PROBLEM REQUIREMENTS:
Lines containing the word "JSON" should be extracted in full.

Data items
---*---

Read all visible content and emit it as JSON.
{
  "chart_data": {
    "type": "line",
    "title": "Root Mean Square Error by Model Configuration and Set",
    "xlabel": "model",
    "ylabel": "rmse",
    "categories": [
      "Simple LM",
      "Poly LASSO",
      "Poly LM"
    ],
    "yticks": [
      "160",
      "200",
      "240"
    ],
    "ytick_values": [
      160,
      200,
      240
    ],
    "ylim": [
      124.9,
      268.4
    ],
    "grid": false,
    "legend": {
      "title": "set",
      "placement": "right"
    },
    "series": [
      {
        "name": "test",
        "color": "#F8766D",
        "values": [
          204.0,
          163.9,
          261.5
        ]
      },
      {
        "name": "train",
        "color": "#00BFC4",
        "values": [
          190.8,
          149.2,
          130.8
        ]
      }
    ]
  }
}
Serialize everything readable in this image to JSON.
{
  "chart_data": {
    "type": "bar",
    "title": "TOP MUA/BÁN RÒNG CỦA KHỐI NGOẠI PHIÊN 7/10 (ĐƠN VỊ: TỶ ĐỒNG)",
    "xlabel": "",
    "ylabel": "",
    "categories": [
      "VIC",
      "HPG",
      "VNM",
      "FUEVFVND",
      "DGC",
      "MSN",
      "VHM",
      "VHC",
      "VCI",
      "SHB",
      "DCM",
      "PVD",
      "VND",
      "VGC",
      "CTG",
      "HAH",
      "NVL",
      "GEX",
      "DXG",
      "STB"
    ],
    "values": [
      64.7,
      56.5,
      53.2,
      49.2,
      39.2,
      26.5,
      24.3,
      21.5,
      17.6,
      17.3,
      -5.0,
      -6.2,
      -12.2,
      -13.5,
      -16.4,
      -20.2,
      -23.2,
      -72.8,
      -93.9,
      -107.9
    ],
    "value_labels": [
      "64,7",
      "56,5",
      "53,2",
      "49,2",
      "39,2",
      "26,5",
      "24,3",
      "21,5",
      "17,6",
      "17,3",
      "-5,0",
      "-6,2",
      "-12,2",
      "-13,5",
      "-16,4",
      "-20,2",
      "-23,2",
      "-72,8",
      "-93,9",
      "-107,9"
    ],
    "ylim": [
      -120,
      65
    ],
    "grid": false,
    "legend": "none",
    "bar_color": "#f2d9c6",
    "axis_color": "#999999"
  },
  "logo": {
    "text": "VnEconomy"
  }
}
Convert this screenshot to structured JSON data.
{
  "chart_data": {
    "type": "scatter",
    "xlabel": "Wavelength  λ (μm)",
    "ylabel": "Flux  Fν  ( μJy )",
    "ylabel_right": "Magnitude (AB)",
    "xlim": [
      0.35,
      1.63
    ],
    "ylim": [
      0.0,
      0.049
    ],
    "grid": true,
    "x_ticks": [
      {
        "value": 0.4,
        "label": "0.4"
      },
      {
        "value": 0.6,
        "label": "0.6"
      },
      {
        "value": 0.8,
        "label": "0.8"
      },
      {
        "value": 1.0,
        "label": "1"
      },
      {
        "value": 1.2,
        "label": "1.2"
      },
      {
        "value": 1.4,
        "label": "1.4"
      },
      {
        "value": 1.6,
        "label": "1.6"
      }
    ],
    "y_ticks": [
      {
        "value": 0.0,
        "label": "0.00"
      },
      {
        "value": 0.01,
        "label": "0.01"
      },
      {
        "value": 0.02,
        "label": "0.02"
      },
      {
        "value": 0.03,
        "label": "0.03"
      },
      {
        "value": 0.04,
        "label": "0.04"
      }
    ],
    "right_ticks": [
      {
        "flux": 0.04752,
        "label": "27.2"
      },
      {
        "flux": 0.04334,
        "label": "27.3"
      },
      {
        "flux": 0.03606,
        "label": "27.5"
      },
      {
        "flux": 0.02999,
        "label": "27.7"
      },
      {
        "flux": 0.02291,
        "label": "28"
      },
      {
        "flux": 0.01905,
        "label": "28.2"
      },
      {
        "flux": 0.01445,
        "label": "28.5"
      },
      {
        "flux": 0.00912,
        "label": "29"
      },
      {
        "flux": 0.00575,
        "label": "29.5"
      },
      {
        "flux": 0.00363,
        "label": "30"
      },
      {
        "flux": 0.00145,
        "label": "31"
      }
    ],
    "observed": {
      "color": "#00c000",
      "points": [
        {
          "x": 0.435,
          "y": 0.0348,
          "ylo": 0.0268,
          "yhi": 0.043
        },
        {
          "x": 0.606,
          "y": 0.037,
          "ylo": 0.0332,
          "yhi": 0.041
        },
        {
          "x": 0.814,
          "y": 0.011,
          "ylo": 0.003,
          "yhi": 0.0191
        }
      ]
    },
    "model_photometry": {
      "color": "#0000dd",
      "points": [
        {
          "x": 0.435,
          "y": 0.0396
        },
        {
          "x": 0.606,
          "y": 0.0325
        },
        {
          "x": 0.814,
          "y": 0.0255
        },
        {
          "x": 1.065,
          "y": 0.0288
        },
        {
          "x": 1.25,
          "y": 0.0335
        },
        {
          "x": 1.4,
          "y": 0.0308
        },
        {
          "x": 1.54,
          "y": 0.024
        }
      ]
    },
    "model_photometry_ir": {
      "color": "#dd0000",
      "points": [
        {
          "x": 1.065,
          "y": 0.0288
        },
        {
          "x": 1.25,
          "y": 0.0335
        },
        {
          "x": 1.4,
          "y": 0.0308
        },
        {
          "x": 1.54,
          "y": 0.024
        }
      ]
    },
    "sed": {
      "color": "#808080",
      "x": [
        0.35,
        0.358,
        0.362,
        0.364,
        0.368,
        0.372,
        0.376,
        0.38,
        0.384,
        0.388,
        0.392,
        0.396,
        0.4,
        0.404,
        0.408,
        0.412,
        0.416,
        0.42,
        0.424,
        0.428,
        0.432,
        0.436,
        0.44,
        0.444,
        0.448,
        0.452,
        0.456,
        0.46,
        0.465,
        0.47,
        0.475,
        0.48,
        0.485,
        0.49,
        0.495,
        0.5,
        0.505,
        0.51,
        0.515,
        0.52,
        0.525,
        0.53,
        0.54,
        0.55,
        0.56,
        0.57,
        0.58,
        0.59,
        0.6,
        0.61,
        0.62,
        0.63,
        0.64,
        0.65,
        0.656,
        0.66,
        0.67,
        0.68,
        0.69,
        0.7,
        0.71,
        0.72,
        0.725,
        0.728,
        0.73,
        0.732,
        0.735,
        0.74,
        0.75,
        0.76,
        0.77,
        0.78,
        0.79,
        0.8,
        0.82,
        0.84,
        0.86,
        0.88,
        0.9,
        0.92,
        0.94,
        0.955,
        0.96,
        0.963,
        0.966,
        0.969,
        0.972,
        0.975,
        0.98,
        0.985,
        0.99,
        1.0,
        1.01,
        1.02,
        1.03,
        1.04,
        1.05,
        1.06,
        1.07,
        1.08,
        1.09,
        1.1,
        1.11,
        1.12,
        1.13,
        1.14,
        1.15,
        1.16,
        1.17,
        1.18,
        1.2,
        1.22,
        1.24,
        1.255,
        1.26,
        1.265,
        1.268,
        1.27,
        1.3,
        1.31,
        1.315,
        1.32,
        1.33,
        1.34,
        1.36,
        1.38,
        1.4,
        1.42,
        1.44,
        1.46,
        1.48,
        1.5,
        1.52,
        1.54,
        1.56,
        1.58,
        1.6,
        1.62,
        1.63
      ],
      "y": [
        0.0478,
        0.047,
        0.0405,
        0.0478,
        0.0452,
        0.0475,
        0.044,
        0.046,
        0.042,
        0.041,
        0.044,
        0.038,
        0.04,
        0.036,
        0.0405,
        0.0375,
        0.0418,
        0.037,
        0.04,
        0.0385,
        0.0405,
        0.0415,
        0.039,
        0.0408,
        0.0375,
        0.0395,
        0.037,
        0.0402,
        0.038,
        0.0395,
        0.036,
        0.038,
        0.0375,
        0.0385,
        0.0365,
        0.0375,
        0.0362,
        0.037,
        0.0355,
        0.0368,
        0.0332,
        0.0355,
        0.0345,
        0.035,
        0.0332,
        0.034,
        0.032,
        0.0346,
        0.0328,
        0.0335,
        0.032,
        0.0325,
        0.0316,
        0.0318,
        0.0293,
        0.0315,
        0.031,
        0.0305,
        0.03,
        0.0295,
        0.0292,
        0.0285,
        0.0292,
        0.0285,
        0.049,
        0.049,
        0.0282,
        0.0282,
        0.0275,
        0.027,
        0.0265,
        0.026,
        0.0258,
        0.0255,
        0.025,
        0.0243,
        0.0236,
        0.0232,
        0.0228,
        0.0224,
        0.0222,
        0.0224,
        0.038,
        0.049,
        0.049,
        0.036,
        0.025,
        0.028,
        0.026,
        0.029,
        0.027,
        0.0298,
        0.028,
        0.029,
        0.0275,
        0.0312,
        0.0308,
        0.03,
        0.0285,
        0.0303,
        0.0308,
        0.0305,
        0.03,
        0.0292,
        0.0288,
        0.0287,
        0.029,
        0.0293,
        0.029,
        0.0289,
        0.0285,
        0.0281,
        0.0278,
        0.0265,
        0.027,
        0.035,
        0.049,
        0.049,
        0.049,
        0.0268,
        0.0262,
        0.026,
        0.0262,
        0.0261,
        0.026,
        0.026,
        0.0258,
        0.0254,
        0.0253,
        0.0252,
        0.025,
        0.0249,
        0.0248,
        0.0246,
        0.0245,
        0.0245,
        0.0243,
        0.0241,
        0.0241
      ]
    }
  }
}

---*---

ANSWER IN FULL:
Read all visible content and emit it as JSON.
Serialize everything readable in this image to JSON.
Convert this screenshot to structured JSON data.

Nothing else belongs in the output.